Figure record listings:
_ _ _
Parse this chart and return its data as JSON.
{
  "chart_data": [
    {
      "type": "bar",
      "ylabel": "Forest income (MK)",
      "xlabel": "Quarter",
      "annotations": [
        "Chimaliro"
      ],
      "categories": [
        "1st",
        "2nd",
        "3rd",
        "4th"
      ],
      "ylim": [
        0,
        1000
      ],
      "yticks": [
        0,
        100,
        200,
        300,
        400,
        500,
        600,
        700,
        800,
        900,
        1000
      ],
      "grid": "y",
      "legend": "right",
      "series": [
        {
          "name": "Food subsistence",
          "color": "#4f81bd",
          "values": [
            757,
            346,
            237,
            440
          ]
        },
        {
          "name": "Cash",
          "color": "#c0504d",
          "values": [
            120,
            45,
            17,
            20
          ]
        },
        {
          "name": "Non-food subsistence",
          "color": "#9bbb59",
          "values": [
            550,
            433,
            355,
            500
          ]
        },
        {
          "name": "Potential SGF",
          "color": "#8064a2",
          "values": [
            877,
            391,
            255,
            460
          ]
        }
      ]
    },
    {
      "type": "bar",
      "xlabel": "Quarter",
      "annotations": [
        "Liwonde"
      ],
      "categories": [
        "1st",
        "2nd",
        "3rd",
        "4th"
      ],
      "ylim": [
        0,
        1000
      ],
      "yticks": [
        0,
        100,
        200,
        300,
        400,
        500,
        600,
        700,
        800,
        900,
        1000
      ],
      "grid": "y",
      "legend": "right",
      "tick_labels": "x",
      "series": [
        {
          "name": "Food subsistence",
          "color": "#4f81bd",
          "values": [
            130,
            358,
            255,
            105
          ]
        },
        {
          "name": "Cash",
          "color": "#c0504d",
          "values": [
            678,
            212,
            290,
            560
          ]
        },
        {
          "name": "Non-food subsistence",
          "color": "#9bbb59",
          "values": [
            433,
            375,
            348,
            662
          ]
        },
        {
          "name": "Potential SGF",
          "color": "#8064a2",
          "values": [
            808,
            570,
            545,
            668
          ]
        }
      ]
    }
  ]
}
_ _ _
Repeat the data precisely, reproducing every entry.

Parse this chart and return its data as JSON.
{
  "chart_data": [
    {
      "type": "bar",
      "ylabel": "Forest income (MK)",
      "xlabel": "Quarter",
      "annotations": [
        "Chimaliro"
      ],
      "categories": [
        "1st",
        "2nd",
        "3rd",
        "4th"
      ],
      "ylim": [
        0,
        1000
      ],
      "yticks": [
        0,
        100,
        200,
        300,
        400,
        500,
        600,
        700,
        800,
        900,
        1000
      ],
      "grid": "y",
      "legend": "right",
      "series": [
        {
          "name": "Food subsistence",
          "color": "#4f81bd",
          "values": [
            757,
            346,
            237,
            440
          ]
        },
        {
          "name": "Cash",
          "color": "#c0504d",
          "values": [
            120,
            45,
            17,
            20
          ]
        },
        {
          "name": "Non-food subsistence",
          "color": "#9bbb59",
          "values": [
            550,
            433,
            355,
            500
          ]
        },
        {
          "name": "Potential SGF",
          "color": "#8064a2",
          "values": [
            877,
            391,
            255,
            460
          ]
        }
      ]
    },
    {
      "type": "bar",
      "xlabel": "Quarter",
      "annotations": [
        "Liwonde"
      ],
      "categories": [
        "1st",
        "2nd",
        "3rd",
        "4th"
      ],
      "ylim": [
        0,
        1000
      ],
      "yticks": [
        0,
        100,
        200,
        300,
        400,
        500,
        600,
        700,
        800,
        900,
        1000
      ],
      "grid": "y",
      "legend": "right",
      "tick_labels": "x",
      "series": [
        {
          "name": "Food subsistence",
          "color": "#4f81bd",
          "values": [
            130,
            358,
            255,
            105
          ]
        },
        {
          "name": "Cash",
          "color": "#c0504d",
          "values": [
            678,
            212,
            290,
            560
          ]
        },
        {
          "name": "Non-food subsistence",
          "color": "#9bbb59",
          "values": [
            433,
            375,
            348,
            662
          ]
        },
        {
          "name": "Potential SGF",
          "color": "#8064a2",
          "values": [
            808,
            570,
            545,
            668
          ]
        }
      ]
    }
  ]
}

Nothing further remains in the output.